Dataset items
#####

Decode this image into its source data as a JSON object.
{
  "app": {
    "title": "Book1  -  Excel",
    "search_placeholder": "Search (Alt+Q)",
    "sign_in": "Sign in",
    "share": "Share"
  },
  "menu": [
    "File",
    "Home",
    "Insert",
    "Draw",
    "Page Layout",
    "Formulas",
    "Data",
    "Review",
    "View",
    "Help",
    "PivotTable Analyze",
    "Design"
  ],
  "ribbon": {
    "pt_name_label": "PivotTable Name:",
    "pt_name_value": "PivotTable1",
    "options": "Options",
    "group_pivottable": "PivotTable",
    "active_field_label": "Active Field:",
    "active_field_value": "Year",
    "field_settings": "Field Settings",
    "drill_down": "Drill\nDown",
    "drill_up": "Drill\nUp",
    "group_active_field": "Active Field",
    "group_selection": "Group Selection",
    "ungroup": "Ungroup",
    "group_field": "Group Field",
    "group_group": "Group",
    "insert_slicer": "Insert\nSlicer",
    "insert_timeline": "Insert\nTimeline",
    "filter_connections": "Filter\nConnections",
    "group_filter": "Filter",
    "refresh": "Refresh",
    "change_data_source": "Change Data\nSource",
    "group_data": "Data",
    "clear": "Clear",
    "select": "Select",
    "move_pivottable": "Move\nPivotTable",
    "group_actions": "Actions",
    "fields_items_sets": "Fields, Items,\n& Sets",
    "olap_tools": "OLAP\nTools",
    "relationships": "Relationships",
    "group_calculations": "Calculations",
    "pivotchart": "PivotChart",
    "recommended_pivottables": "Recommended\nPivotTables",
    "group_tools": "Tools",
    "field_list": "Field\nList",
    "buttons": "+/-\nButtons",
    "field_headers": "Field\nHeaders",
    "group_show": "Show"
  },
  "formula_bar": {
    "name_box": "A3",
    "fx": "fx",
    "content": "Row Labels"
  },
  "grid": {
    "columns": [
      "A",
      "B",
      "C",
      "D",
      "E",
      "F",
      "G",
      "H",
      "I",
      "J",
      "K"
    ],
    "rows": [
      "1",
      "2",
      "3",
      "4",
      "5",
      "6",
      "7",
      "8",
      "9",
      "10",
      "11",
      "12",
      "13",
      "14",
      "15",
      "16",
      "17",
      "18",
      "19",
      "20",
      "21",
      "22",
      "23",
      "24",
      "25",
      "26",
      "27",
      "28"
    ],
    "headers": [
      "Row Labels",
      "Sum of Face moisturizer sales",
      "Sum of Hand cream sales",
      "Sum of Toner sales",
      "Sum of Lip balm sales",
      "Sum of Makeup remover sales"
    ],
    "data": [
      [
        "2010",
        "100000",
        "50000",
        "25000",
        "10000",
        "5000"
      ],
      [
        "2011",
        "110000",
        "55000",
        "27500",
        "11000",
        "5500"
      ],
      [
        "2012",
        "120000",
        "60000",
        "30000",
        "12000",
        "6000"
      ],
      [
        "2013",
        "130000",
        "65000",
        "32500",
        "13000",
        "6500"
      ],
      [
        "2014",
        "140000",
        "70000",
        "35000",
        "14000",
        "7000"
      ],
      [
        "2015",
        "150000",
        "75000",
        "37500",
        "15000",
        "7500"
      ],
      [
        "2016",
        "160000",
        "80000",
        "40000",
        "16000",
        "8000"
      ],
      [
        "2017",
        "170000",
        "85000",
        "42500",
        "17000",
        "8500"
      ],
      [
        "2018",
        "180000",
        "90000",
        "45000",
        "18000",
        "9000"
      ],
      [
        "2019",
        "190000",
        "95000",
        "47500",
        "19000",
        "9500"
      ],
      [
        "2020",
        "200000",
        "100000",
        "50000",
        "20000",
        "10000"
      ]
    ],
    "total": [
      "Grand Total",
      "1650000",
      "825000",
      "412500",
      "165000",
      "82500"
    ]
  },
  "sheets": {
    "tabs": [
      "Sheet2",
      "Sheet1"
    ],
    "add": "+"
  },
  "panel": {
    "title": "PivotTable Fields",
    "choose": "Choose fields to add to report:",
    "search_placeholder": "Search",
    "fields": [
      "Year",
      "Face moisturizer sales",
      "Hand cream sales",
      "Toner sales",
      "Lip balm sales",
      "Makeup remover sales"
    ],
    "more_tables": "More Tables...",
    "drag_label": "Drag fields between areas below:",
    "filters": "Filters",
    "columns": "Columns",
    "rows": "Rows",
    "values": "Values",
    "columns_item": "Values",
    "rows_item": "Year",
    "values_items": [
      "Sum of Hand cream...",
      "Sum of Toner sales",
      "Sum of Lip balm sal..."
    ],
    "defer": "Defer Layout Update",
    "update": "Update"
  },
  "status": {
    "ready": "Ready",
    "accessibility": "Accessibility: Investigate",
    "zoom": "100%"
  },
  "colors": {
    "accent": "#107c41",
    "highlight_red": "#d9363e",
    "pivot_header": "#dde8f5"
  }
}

#####

Task statement: Check every line of the records above for the string "Layout" and say how many contain it, giving the number alone.

Finished answer: 2